** start of Provided material **
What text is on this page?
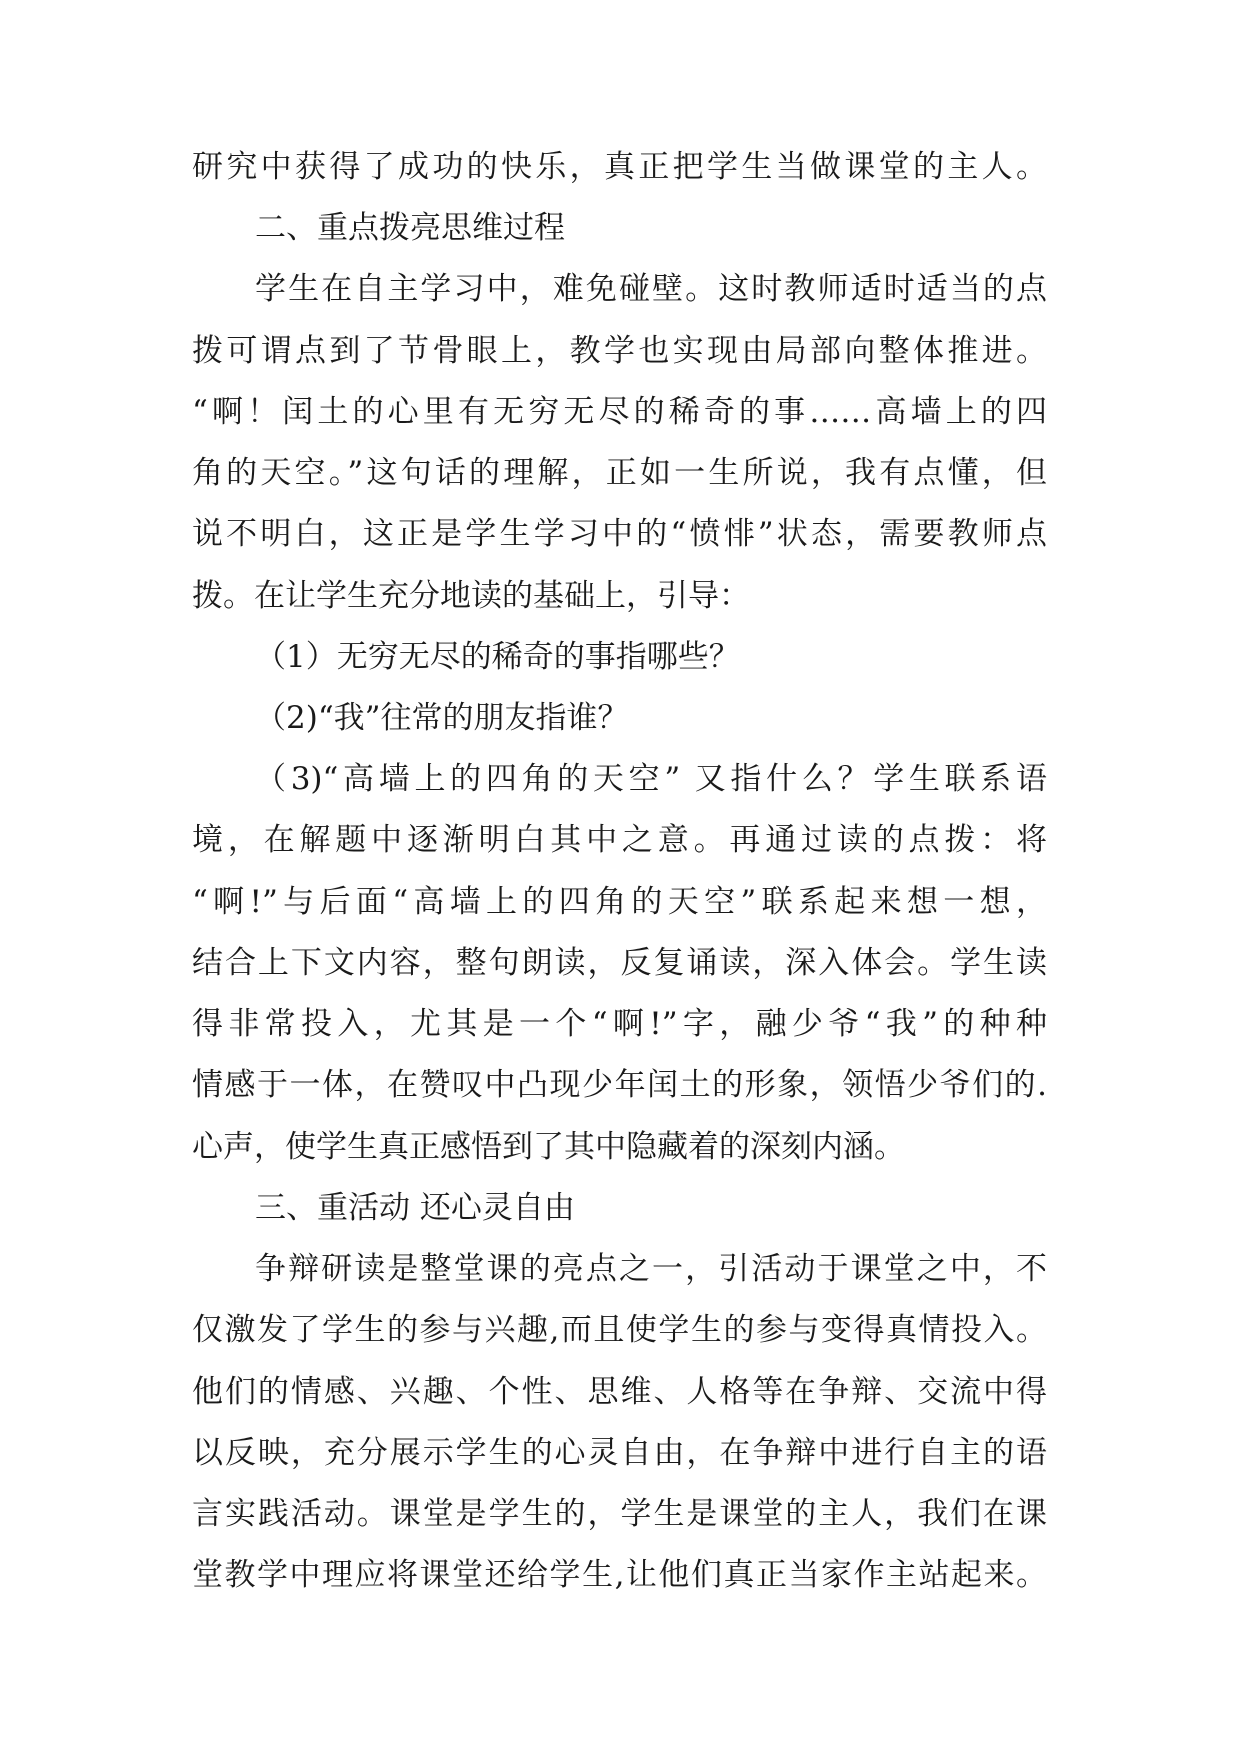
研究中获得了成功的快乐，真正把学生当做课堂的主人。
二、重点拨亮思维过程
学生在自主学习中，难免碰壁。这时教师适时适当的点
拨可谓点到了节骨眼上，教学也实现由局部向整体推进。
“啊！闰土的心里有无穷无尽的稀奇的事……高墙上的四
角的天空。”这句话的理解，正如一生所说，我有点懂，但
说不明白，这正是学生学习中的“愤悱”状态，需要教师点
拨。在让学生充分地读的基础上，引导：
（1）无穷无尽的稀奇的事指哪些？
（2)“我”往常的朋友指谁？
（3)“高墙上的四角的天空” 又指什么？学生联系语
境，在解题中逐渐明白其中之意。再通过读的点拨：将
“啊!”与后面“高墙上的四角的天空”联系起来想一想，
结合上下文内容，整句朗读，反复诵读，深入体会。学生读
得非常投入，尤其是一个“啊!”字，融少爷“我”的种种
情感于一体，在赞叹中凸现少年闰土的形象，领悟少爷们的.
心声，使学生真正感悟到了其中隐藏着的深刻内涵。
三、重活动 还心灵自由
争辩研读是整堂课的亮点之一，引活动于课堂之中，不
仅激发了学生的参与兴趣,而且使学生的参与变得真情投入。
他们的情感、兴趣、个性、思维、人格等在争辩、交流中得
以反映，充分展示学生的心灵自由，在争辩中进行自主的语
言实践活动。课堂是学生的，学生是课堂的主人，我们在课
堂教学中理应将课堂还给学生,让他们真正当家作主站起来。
** end of Provided material **
* **Exercise goal**
Give every line of the material that includes the string "高墙上的四角的天空".

* **Right answer**
（3)“高墙上的四角的天空” 又指什么？学生联系语
“啊!”与后面“高墙上的四角的天空”联系起来想一想，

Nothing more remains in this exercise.